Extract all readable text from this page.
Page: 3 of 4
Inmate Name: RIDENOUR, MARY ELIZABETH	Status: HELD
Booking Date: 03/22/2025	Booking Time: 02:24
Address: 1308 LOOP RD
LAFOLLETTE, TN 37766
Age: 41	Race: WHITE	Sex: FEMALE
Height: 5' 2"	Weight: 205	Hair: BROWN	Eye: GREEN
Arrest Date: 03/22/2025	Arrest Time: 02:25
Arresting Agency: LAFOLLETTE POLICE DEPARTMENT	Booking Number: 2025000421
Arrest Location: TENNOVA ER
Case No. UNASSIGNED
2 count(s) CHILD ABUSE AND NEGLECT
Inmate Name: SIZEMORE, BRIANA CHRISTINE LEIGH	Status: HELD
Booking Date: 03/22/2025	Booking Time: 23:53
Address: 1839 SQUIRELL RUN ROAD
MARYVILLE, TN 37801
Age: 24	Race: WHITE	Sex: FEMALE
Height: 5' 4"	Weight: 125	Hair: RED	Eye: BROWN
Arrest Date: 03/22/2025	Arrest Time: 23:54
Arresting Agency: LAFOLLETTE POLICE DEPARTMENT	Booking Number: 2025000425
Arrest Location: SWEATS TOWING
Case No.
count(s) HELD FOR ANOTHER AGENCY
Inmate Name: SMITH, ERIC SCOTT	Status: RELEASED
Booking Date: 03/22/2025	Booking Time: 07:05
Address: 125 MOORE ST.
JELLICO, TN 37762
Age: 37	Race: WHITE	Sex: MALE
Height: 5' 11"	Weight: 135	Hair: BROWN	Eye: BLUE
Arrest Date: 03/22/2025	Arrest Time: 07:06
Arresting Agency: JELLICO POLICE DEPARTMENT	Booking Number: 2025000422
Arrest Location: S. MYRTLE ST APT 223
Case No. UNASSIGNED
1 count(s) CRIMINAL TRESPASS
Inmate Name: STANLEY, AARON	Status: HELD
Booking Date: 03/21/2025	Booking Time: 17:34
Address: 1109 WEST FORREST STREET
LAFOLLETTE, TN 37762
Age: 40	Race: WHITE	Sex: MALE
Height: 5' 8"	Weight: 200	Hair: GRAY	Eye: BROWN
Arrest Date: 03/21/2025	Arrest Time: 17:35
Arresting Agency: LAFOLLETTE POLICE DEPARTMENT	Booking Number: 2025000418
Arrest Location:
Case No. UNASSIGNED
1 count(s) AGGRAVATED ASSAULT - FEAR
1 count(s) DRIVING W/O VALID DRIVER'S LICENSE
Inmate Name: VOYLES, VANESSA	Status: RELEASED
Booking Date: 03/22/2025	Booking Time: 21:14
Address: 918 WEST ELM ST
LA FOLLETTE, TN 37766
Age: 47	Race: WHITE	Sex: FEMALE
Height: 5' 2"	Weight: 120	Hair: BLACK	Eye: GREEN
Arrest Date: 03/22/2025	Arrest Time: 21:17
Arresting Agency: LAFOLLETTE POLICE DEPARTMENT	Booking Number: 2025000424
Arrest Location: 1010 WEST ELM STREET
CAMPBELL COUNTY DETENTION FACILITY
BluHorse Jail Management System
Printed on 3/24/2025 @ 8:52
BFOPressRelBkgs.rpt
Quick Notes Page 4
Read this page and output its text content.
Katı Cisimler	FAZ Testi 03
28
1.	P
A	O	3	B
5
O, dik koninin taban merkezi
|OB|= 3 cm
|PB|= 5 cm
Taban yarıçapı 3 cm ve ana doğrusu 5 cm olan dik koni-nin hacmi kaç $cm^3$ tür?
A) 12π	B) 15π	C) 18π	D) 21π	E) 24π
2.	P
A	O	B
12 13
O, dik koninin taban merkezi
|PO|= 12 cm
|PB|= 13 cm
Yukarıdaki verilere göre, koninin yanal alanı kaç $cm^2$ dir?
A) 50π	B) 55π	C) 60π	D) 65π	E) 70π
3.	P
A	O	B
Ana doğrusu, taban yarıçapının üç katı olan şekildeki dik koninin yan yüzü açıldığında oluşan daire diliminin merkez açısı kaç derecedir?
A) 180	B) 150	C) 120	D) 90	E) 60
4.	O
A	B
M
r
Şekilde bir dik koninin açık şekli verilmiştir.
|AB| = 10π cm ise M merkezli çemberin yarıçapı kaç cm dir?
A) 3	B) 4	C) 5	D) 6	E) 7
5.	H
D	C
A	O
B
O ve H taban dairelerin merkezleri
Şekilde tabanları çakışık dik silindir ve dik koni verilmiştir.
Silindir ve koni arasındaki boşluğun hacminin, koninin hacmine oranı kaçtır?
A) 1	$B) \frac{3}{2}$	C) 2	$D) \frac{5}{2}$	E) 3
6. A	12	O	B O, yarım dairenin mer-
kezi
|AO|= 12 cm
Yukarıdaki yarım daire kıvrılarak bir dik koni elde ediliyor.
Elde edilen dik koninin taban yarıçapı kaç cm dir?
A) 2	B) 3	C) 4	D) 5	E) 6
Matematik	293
•••
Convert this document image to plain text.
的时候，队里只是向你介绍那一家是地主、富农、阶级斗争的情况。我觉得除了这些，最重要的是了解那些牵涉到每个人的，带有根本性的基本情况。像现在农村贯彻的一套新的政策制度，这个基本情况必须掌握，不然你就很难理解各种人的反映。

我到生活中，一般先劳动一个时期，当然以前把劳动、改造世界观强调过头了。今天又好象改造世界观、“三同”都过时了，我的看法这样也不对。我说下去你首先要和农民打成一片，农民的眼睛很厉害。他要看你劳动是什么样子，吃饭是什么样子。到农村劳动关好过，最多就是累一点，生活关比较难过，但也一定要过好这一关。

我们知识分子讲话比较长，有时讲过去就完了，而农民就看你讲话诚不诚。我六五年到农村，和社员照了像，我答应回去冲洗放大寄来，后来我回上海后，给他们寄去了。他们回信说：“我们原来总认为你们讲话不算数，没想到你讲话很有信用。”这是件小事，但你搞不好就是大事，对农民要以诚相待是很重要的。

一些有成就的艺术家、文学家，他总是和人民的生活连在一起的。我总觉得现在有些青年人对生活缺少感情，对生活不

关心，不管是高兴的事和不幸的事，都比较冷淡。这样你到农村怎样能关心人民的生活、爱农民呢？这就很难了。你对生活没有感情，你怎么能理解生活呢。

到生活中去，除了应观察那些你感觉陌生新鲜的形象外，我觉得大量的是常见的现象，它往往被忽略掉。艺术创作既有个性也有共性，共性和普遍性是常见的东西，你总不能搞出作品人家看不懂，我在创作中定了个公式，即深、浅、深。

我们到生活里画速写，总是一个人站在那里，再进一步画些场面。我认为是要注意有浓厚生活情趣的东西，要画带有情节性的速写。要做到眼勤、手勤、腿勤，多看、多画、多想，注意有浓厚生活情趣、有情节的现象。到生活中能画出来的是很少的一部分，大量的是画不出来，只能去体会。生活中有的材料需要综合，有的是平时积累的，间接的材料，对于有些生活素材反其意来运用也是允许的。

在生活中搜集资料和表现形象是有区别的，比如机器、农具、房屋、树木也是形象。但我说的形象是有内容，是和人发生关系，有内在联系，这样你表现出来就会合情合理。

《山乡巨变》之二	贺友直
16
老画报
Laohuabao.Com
•••
PROBLEM: Your answer should be a single number: the count of lines in the data that include the word "Hair".

COMPLETED EXERCISE: 5